# Problem details
Reproduce the records below in their entirety, character for character.
Start of Information given
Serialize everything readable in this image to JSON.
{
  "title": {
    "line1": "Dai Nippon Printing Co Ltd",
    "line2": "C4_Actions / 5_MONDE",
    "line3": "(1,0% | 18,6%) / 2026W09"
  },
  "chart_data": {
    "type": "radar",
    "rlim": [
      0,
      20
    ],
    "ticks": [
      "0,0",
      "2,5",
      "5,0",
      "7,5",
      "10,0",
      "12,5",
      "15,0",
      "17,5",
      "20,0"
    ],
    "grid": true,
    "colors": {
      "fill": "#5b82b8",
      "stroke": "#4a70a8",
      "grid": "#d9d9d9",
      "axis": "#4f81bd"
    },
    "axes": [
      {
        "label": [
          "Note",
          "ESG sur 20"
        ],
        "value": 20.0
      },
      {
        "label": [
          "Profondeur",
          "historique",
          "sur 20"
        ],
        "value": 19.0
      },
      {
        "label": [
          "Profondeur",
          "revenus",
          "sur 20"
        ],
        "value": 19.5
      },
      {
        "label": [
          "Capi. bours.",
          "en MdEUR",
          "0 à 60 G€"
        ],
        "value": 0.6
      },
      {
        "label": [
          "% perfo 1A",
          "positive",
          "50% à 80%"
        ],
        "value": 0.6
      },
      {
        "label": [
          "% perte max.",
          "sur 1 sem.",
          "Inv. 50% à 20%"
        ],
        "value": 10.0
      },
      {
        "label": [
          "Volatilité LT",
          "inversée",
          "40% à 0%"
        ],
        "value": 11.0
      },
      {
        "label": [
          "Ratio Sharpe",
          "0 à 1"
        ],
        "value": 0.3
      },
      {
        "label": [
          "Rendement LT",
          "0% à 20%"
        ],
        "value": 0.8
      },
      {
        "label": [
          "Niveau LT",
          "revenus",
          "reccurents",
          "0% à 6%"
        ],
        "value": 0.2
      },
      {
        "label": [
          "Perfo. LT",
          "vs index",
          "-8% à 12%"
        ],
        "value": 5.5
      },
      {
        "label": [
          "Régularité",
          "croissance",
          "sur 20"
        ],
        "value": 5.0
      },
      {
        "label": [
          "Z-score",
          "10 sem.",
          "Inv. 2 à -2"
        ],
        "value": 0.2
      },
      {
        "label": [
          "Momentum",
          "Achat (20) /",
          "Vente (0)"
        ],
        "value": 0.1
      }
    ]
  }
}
End of Information given
# Reply to the task
Serialize everything readable in this image to JSON.
{
  "title": {
    "line1": "Dai Nippon Printing Co Ltd",
    "line2": "C4_Actions / 5_MONDE",
    "line3": "(1,0% | 18,6%) / 2026W09"
  },
  "chart_data": {
    "type": "radar",
    "rlim": [
      0,
      20
    ],
    "ticks": [
      "0,0",
      "2,5",
      "5,0",
      "7,5",
      "10,0",
      "12,5",
      "15,0",
      "17,5",
      "20,0"
    ],
    "grid": true,
    "colors": {
      "fill": "#5b82b8",
      "stroke": "#4a70a8",
      "grid": "#d9d9d9",
      "axis": "#4f81bd"
    },
    "axes": [
      {
        "label": [
          "Note",
          "ESG sur 20"
        ],
        "value": 20.0
      },
      {
        "label": [
          "Profondeur",
          "historique",
          "sur 20"
        ],
        "value": 19.0
      },
      {
        "label": [
          "Profondeur",
          "revenus",
          "sur 20"
        ],
        "value": 19.5
      },
      {
        "label": [
          "Capi. bours.",
          "en MdEUR",
          "0 à 60 G€"
        ],
        "value": 0.6
      },
      {
        "label": [
          "% perfo 1A",
          "positive",
          "50% à 80%"
        ],
        "value": 0.6
      },
      {
        "label": [
          "% perte max.",
          "sur 1 sem.",
          "Inv. 50% à 20%"
        ],
        "value": 10.0
      },
      {
        "label": [
          "Volatilité LT",
          "inversée",
          "40% à 0%"
        ],
        "value": 11.0
      },
      {
        "label": [
          "Ratio Sharpe",
          "0 à 1"
        ],
        "value": 0.3
      },
      {
        "label": [
          "Rendement LT",
          "0% à 20%"
        ],
        "value": 0.8
      },
      {
        "label": [
          "Niveau LT",
          "revenus",
          "reccurents",
          "0% à 6%"
        ],
        "value": 0.2
      },
      {
        "label": [
          "Perfo. LT",
          "vs index",
          "-8% à 12%"
        ],
        "value": 5.5
      },
      {
        "label": [
          "Régularité",
          "croissance",
          "sur 20"
        ],
        "value": 5.0
      },
      {
        "label": [
          "Z-score",
          "10 sem.",
          "Inv. 2 à -2"
        ],
        "value": 0.2
      },
      {
        "label": [
          "Momentum",
          "Achat (20) /",
          "Vente (0)"
        ],
        "value": 0.1
      }
    ]
  }
}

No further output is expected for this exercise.